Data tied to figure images
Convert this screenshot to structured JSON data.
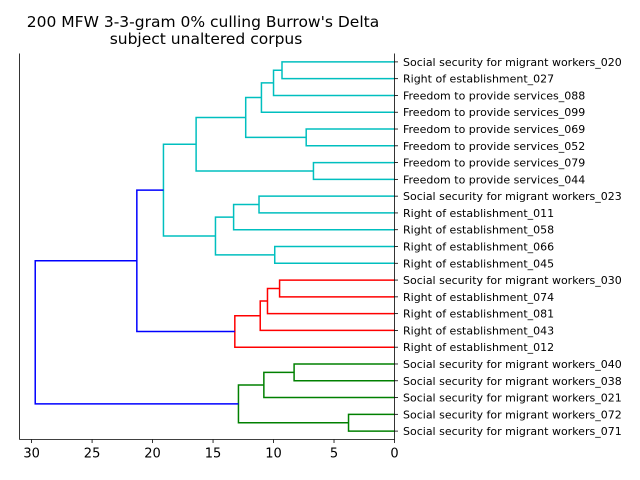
{
  "chart_data": {
    "type": "dendrogram",
    "title": "200 MFW 3-3-gram 0% culling Burrow's Delta",
    "subtitle": "subject unaltered corpus",
    "xlim": [
      31,
      0
    ],
    "x_ticks": [
      30,
      25,
      20,
      15,
      10,
      5,
      0
    ],
    "orientation": "leaves-right",
    "leaves": [
      "Social security for migrant workers_020",
      "Right of establishment_027",
      "Freedom to provide services_088",
      "Freedom to provide services_099",
      "Freedom to provide services_069",
      "Freedom to provide services_052",
      "Freedom to provide services_079",
      "Freedom to provide services_044",
      "Social security for migrant workers_023",
      "Right of establishment_011",
      "Right of establishment_058",
      "Right of establishment_066",
      "Right of establishment_045",
      "Social security for migrant workers_030",
      "Right of establishment_074",
      "Right of establishment_081",
      "Right of establishment_043",
      "Right of establishment_012",
      "Social security for migrant workers_040",
      "Social security for migrant workers_038",
      "Social security for migrant workers_021",
      "Social security for migrant workers_072",
      "Social security for migrant workers_071"
    ],
    "merges": [
      {
        "id": "n1",
        "children": [
          "L0",
          "L1"
        ],
        "height": 9.3,
        "color": "#00bfbf"
      },
      {
        "id": "n2",
        "children": [
          "n1",
          "L2"
        ],
        "height": 10.0,
        "color": "#00bfbf"
      },
      {
        "id": "n3",
        "children": [
          "n2",
          "L3"
        ],
        "height": 11.0,
        "color": "#00bfbf"
      },
      {
        "id": "n4",
        "children": [
          "L4",
          "L5"
        ],
        "height": 7.3,
        "color": "#00bfbf"
      },
      {
        "id": "n5",
        "children": [
          "n3",
          "n4"
        ],
        "height": 12.3,
        "color": "#00bfbf"
      },
      {
        "id": "n6",
        "children": [
          "L6",
          "L7"
        ],
        "height": 6.7,
        "color": "#00bfbf"
      },
      {
        "id": "n7",
        "children": [
          "n5",
          "n6"
        ],
        "height": 16.4,
        "color": "#00bfbf"
      },
      {
        "id": "n8",
        "children": [
          "L8",
          "L9"
        ],
        "height": 11.2,
        "color": "#00bfbf"
      },
      {
        "id": "n9",
        "children": [
          "n8",
          "L10"
        ],
        "height": 13.3,
        "color": "#00bfbf"
      },
      {
        "id": "n10",
        "children": [
          "L11",
          "L12"
        ],
        "height": 9.9,
        "color": "#00bfbf"
      },
      {
        "id": "n11",
        "children": [
          "n9",
          "n10"
        ],
        "height": 14.8,
        "color": "#00bfbf"
      },
      {
        "id": "n12",
        "children": [
          "n7",
          "n11"
        ],
        "height": 19.1,
        "color": "#00bfbf"
      },
      {
        "id": "n13",
        "children": [
          "L13",
          "L14"
        ],
        "height": 9.5,
        "color": "#ff0000"
      },
      {
        "id": "n14",
        "children": [
          "n13",
          "L15"
        ],
        "height": 10.5,
        "color": "#ff0000"
      },
      {
        "id": "n15",
        "children": [
          "n14",
          "L16"
        ],
        "height": 11.1,
        "color": "#ff0000"
      },
      {
        "id": "n16",
        "children": [
          "n15",
          "L17"
        ],
        "height": 13.2,
        "color": "#ff0000"
      },
      {
        "id": "n17",
        "children": [
          "n12",
          "n16"
        ],
        "height": 21.3,
        "color": "#0000ff"
      },
      {
        "id": "n18",
        "children": [
          "L18",
          "L19"
        ],
        "height": 8.3,
        "color": "#008000"
      },
      {
        "id": "n19",
        "children": [
          "n18",
          "L20"
        ],
        "height": 10.8,
        "color": "#008000"
      },
      {
        "id": "n20",
        "children": [
          "L21",
          "L22"
        ],
        "height": 3.8,
        "color": "#008000"
      },
      {
        "id": "n21",
        "children": [
          "n19",
          "n20"
        ],
        "height": 12.9,
        "color": "#008000"
      },
      {
        "id": "n22",
        "children": [
          "n17",
          "n21"
        ],
        "height": 29.7,
        "color": "#0000ff"
      }
    ]
  }
}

* **Written task**
List every line above that contains the word "provide".

* **Answer to the task**
      "Freedom to provide services_088",
      "Freedom to provide services_099",
      "Freedom to provide services_069",
      "Freedom to provide services_052",
      "Freedom to provide services_079",
      "Freedom to provide services_044",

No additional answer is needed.